AIM: Copy the records verbatim, from their first line up to and including the line with "- code-line-4[interactable]: [345, 126, 1536, 141]".

EXTRACTED ENTRIES:

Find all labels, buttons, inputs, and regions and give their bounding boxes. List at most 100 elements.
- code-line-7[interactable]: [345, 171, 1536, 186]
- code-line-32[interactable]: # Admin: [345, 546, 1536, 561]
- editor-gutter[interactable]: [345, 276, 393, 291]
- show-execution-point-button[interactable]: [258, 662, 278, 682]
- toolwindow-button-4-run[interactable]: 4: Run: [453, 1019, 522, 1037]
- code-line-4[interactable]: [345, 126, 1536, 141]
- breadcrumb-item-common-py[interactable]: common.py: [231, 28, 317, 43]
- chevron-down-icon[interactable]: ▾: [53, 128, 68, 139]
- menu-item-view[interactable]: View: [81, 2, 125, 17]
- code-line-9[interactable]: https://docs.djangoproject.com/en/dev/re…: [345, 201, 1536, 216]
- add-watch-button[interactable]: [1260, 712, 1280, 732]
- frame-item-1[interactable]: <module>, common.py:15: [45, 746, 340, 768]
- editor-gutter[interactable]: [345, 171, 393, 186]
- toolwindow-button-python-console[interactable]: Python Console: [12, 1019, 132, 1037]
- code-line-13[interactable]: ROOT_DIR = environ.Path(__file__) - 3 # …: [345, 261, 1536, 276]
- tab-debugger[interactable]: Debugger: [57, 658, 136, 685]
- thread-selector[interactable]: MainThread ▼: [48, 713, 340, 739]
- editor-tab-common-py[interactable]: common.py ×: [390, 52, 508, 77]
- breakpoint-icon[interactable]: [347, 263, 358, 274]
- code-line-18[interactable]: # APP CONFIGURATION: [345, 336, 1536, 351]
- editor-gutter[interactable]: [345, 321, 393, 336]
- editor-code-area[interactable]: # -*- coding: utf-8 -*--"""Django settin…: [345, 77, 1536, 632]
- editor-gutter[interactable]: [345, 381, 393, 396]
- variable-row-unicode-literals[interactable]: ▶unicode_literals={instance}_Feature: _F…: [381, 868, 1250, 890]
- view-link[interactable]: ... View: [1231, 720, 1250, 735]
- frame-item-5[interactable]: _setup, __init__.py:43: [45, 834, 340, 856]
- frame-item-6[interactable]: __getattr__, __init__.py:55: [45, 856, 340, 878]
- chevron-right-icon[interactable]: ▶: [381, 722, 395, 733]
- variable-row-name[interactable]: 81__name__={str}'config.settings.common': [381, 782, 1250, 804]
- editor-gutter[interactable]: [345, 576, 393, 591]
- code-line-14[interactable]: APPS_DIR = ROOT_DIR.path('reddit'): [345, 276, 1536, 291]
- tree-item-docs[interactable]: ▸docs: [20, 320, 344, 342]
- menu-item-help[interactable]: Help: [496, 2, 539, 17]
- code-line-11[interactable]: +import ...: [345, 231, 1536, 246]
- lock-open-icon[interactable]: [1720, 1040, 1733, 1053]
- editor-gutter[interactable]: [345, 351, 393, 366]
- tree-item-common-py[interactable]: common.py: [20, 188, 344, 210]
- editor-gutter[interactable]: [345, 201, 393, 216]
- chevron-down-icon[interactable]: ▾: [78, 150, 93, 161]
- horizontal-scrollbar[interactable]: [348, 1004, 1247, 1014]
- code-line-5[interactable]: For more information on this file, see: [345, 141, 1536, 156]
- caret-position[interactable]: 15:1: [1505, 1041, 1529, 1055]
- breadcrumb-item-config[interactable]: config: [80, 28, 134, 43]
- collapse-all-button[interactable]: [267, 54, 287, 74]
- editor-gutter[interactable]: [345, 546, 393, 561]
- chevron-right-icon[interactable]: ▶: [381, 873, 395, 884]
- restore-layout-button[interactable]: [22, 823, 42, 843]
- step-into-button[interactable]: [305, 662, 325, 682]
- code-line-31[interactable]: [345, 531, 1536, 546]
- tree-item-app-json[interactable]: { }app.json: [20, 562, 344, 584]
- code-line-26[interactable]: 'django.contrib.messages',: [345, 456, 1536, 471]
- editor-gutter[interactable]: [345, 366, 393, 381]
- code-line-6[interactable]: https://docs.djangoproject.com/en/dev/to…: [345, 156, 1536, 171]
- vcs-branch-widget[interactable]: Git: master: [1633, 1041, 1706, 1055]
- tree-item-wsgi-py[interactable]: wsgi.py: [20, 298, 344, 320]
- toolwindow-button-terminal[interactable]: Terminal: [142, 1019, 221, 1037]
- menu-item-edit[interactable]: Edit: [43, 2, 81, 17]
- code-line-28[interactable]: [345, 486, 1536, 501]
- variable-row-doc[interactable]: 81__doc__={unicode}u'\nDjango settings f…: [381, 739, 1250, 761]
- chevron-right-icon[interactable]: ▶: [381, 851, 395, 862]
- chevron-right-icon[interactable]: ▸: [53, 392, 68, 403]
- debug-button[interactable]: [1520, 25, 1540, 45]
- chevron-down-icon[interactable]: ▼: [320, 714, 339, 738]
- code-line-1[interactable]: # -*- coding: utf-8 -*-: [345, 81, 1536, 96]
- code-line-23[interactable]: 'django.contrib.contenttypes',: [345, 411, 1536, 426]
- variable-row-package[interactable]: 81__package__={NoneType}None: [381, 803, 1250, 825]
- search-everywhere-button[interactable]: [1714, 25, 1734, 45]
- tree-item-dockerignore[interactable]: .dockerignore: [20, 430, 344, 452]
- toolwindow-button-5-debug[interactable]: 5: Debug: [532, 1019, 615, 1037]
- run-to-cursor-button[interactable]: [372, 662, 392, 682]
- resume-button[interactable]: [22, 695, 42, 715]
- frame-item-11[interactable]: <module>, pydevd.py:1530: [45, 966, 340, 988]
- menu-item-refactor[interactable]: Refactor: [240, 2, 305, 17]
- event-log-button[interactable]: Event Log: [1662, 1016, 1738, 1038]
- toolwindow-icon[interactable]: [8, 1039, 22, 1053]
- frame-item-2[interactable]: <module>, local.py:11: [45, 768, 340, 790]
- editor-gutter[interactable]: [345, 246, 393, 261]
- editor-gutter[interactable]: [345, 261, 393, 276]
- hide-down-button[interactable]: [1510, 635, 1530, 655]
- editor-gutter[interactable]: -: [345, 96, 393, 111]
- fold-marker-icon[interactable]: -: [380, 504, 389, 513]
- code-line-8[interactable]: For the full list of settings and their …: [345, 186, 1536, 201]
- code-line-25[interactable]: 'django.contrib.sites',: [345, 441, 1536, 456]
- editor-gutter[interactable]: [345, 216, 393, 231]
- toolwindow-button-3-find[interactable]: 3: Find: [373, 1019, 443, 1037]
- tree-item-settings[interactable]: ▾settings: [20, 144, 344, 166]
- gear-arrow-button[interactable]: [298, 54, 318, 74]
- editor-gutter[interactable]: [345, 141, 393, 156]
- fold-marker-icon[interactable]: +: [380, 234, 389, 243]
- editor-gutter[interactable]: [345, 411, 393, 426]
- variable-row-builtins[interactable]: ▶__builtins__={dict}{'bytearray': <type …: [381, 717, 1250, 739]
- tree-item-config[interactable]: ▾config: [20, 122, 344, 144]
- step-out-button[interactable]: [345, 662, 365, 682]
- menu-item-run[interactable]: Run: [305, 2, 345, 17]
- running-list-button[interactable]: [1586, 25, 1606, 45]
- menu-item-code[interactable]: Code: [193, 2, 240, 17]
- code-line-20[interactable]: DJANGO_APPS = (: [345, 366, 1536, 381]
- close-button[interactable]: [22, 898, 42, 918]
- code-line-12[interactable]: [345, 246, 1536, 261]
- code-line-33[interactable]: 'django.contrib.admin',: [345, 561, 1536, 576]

REPLY:
Find all labels, buttons, inputs, and regions and give their bounding boxes. List at most 100 elements.
- code-line-7[interactable]: [345, 171, 1536, 186]
- code-line-32[interactable]: # Admin: [345, 546, 1536, 561]
- editor-gutter[interactable]: [345, 276, 393, 291]
- show-execution-point-button[interactable]: [258, 662, 278, 682]
- toolwindow-button-4-run[interactable]: 4: Run: [453, 1019, 522, 1037]
- code-line-4[interactable]: [345, 126, 1536, 141]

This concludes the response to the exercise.